[Short exercise]:
Repeat the full listing below verbatim and keep the images out.

[Raw records]

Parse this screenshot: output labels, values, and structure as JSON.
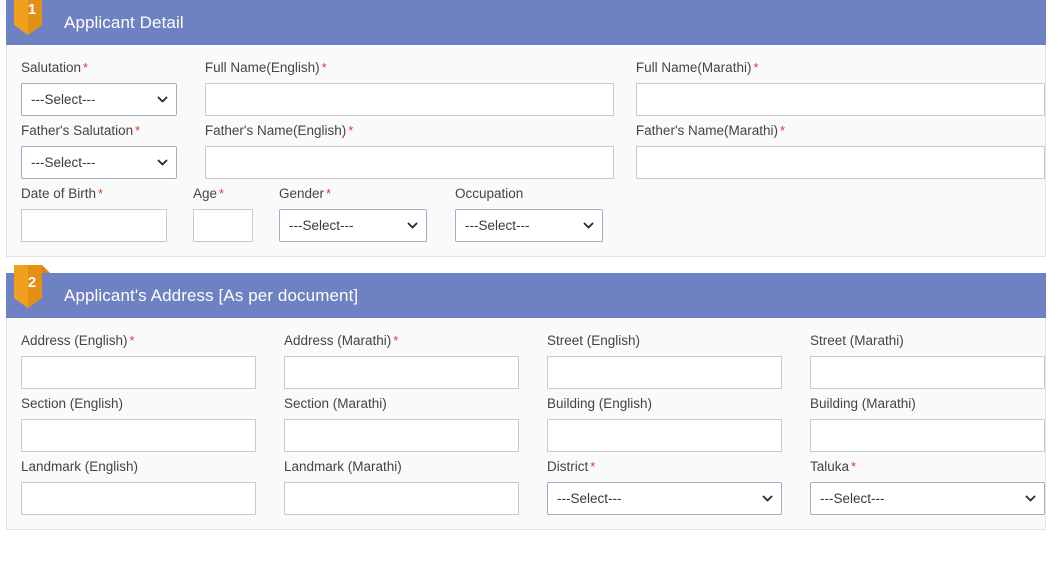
{
  "colors": {
    "header_blue": "#6e81c2",
    "badge_orange": "#f0a01e",
    "badge_orange_dark": "#d98510",
    "required_red": "#e0344a",
    "panel_bg": "#fafafa"
  },
  "select_placeholder": "---Select---",
  "sections": [
    {
      "number": "1",
      "title": "Applicant Detail",
      "rows": [
        {
          "row_class": "s1-r1",
          "fields": [
            {
              "cls": "f-sal",
              "name": "salutation",
              "label": "Salutation",
              "required": true,
              "type": "select",
              "value": "---Select---"
            },
            {
              "cls": "f-fne",
              "name": "full-name-english",
              "label": "Full Name(English)",
              "required": true,
              "type": "text",
              "value": ""
            },
            {
              "cls": "f-fnm",
              "name": "full-name-marathi",
              "label": "Full Name(Marathi)",
              "required": true,
              "type": "text",
              "value": ""
            }
          ]
        },
        {
          "row_class": "s1-r1",
          "fields": [
            {
              "cls": "f-sal",
              "name": "fathers-salutation",
              "label": "Father's Salutation",
              "required": true,
              "type": "select",
              "value": "---Select---"
            },
            {
              "cls": "f-fne",
              "name": "fathers-name-english",
              "label": "Father's Name(English)",
              "required": true,
              "type": "text",
              "value": ""
            },
            {
              "cls": "f-fnm",
              "name": "fathers-name-marathi",
              "label": "Father's Name(Marathi)",
              "required": true,
              "type": "text",
              "value": ""
            }
          ]
        },
        {
          "row_class": "s1-r3",
          "fields": [
            {
              "cls": "f-dob",
              "name": "date-of-birth",
              "label": "Date of Birth",
              "required": true,
              "type": "text",
              "value": ""
            },
            {
              "cls": "f-age",
              "name": "age",
              "label": "Age",
              "required": true,
              "type": "text",
              "value": ""
            },
            {
              "cls": "f-gen",
              "name": "gender",
              "label": "Gender",
              "required": true,
              "type": "select",
              "value": "---Select---"
            },
            {
              "cls": "f-occ",
              "name": "occupation",
              "label": "Occupation",
              "required": false,
              "type": "select",
              "value": "---Select---"
            }
          ]
        }
      ]
    },
    {
      "number": "2",
      "title": "Applicant's Address [As per document]",
      "rows": [
        {
          "row_class": "s2-row",
          "fields": [
            {
              "cls": "f2",
              "name": "address-english",
              "label": "Address (English)",
              "required": true,
              "type": "text",
              "value": ""
            },
            {
              "cls": "f2",
              "name": "address-marathi",
              "label": "Address (Marathi)",
              "required": true,
              "type": "text",
              "value": ""
            },
            {
              "cls": "f2",
              "name": "street-english",
              "label": "Street (English)",
              "required": false,
              "type": "text",
              "value": ""
            },
            {
              "cls": "f2",
              "name": "street-marathi",
              "label": "Street (Marathi)",
              "required": false,
              "type": "text",
              "value": ""
            }
          ]
        },
        {
          "row_class": "s2-row",
          "fields": [
            {
              "cls": "f2",
              "name": "section-english",
              "label": "Section (English)",
              "required": false,
              "type": "text",
              "value": ""
            },
            {
              "cls": "f2",
              "name": "section-marathi",
              "label": "Section (Marathi)",
              "required": false,
              "type": "text",
              "value": ""
            },
            {
              "cls": "f2",
              "name": "building-english",
              "label": "Building (English)",
              "required": false,
              "type": "text",
              "value": ""
            },
            {
              "cls": "f2",
              "name": "building-marathi",
              "label": "Building (Marathi)",
              "required": false,
              "type": "text",
              "value": ""
            }
          ]
        },
        {
          "row_class": "s2-row",
          "fields": [
            {
              "cls": "f2",
              "name": "landmark-english",
              "label": "Landmark (English)",
              "required": false,
              "type": "text",
              "value": ""
            },
            {
              "cls": "f2",
              "name": "landmark-marathi",
              "label": "Landmark (Marathi)",
              "required": false,
              "type": "text",
              "value": ""
            },
            {
              "cls": "f2",
              "name": "district",
              "label": "District",
              "required": true,
              "type": "select",
              "value": "---Select---"
            },
            {
              "cls": "f2",
              "name": "taluka",
              "label": "Taluka",
              "required": true,
              "type": "select",
              "value": "---Select---"
            }
          ]
        }
      ]
    }
  ]
}
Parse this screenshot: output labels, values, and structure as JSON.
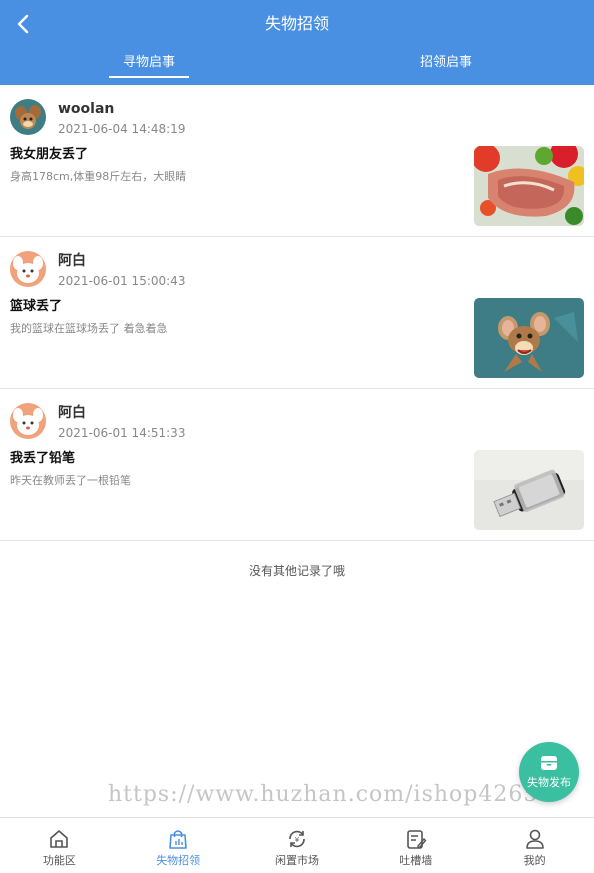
{
  "header": {
    "title": "失物招领",
    "tabs": [
      {
        "label": "寻物启事"
      },
      {
        "label": "招领启事"
      }
    ]
  },
  "posts": [
    {
      "username": "woolan",
      "time": "2021-06-04 14:48:19",
      "title": "我女朋友丢了",
      "desc": "身高178cm,体重98斤左右，大眼睛"
    },
    {
      "username": "阿白",
      "time": "2021-06-01 15:00:43",
      "title": "篮球丢了",
      "desc": "我的篮球在篮球场丢了 着急着急"
    },
    {
      "username": "阿白",
      "time": "2021-06-01 14:51:33",
      "title": "我丢了铅笔",
      "desc": "昨天在教师丢了一根铅笔"
    }
  ],
  "no_more": "没有其他记录了哦",
  "fab": {
    "label": "失物发布"
  },
  "watermark": "https://www.huzhan.com/ishop42659",
  "tabbar": [
    {
      "label": "功能区",
      "icon": "home-icon"
    },
    {
      "label": "失物招领",
      "icon": "bag-icon"
    },
    {
      "label": "闲置市场",
      "icon": "exchange-icon"
    },
    {
      "label": "吐槽墙",
      "icon": "note-edit-icon"
    },
    {
      "label": "我的",
      "icon": "person-icon"
    }
  ],
  "colors": {
    "primary": "#4a90e2",
    "fab": "#3ac0a0"
  }
}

[Reply to the task]:
Parse this screenshot: output labels, values, and structure as JSON.
{
  "colors": {
    "header_blue": "#6e81c2",
    "badge_orange": "#f0a01e",
    "badge_orange_dark": "#d98510",
    "required_red": "#e0344a",
    "panel_bg": "#fafafa"
  },
  "select_placeholder": "---Select---",
  "sections": [
    {
      "number": "1",
      "title": "Applicant Detail",
      "rows": [
        {
          "row_class": "s1-r1",
          "fields": [
            {
              "cls": "f-sal",
              "name": "salutation",
              "label": "Salutation",
              "required": true,
              "type": "select",
              "value": "---Select---"
            },
            {
              "cls": "f-fne",
              "name": "full-name-english",
              "label": "Full Name(English)",
              "required": true,
              "type": "text",
              "value": ""
            },
            {
              "cls": "f-fnm",
              "name": "full-name-marathi",
              "label": "Full Name(Marathi)",
              "required": true,
              "type": "text",
              "value": ""
            }
          ]
        },
        {
          "row_class": "s1-r1",
          "fields": [
            {
              "cls": "f-sal",
              "name": "fathers-salutation",
              "label": "Father's Salutation",
              "required": true,
              "type": "select",
              "value": "---Select---"
            },
            {
              "cls": "f-fne",
              "name": "fathers-name-english",
              "label": "Father's Name(English)",
              "required": true,
              "type": "text",
              "value": ""
            },
            {
              "cls": "f-fnm",
              "name": "fathers-name-marathi",
              "label": "Father's Name(Marathi)",
              "required": true,
              "type": "text",
              "value": ""
            }
          ]
        },
        {
          "row_class": "s1-r3",
          "fields": [
            {
              "cls": "f-dob",
              "name": "date-of-birth",
              "label": "Date of Birth",
              "required": true,
              "type": "text",
              "value": ""
            },
            {
              "cls": "f-age",
              "name": "age",
              "label": "Age",
              "required": true,
              "type": "text",
              "value": ""
            },
            {
              "cls": "f-gen",
              "name": "gender",
              "label": "Gender",
              "required": true,
              "type": "select",
              "value": "---Select---"
            },
            {
              "cls": "f-occ",
              "name": "occupation",
              "label": "Occupation",
              "required": false,
              "type": "select",
              "value": "---Select---"
            }
          ]
        }
      ]
    },
    {
      "number": "2",
      "title": "Applicant's Address [As per document]",
      "rows": [
        {
          "row_class": "s2-row",
          "fields": [
            {
              "cls": "f2",
              "name": "address-english",
              "label": "Address (English)",
              "required": true,
              "type": "text",
              "value": ""
            },
            {
              "cls": "f2",
              "name": "address-marathi",
              "label": "Address (Marathi)",
              "required": true,
              "type": "text",
              "value": ""
            },
            {
              "cls": "f2",
              "name": "street-english",
              "label": "Street (English)",
              "required": false,
              "type": "text",
              "value": ""
            },
            {
              "cls": "f2",
              "name": "street-marathi",
              "label": "Street (Marathi)",
              "required": false,
              "type": "text",
              "value": ""
            }
          ]
        },
        {
          "row_class": "s2-row",
          "fields": [
            {
              "cls": "f2",
              "name": "section-english",
              "label": "Section (English)",
              "required": false,
              "type": "text",
              "value": ""
            },
            {
              "cls": "f2",
              "name": "section-marathi",
              "label": "Section (Marathi)",
              "required": false,
              "type": "text",
              "value": ""
            },
            {
              "cls": "f2",
              "name": "building-english",
              "label": "Building (English)",
              "required": false,
              "type": "text",
              "value": ""
            },
            {
              "cls": "f2",
              "name": "building-marathi",
              "label": "Building (Marathi)",
              "required": false,
              "type": "text",
              "value": ""
            }
          ]
        },
        {
          "row_class": "s2-row",
          "fields": [
            {
              "cls": "f2",
              "name": "landmark-english",
              "label": "Landmark (English)",
              "required": false,
              "type": "text",
              "value": ""
            },
            {
              "cls": "f2",
              "name": "landmark-marathi",
              "label": "Landmark (Marathi)",
              "required": false,
              "type": "text",
              "value": ""
            },
            {
              "cls": "f2",
              "name": "district",
              "label": "District",
              "required": true,
              "type": "select",
              "value": "---Select---"
            },
            {
              "cls": "f2",
              "name": "taluka",
              "label": "Taluka",
              "required": true,
              "type": "select",
              "value": "---Select---"
            }
          ]
        }
      ]
    }
  ]
}
Parse this screenshot: output labels, values, and structure as JSON.
{
  "header": {
    "title": "失物招领",
    "tabs": [
      {
        "label": "寻物启事"
      },
      {
        "label": "招领启事"
      }
    ]
  },
  "posts": [
    {
      "username": "woolan",
      "time": "2021-06-04 14:48:19",
      "title": "我女朋友丢了",
      "desc": "身高178cm,体重98斤左右，大眼睛"
    },
    {
      "username": "阿白",
      "time": "2021-06-01 15:00:43",
      "title": "篮球丢了",
      "desc": "我的篮球在篮球场丢了 着急着急"
    },
    {
      "username": "阿白",
      "time": "2021-06-01 14:51:33",
      "title": "我丢了铅笔",
      "desc": "昨天在教师丢了一根铅笔"
    }
  ],
  "no_more": "没有其他记录了哦",
  "fab": {
    "label": "失物发布"
  },
  "watermark": "https://www.huzhan.com/ishop42659",
  "tabbar": [
    {
      "label": "功能区",
      "icon": "home-icon"
    },
    {
      "label": "失物招领",
      "icon": "bag-icon"
    },
    {
      "label": "闲置市场",
      "icon": "exchange-icon"
    },
    {
      "label": "吐槽墙",
      "icon": "note-edit-icon"
    },
    {
      "label": "我的",
      "icon": "person-icon"
    }
  ],
  "colors": {
    "primary": "#4a90e2",
    "fab": "#3ac0a0"
  }
}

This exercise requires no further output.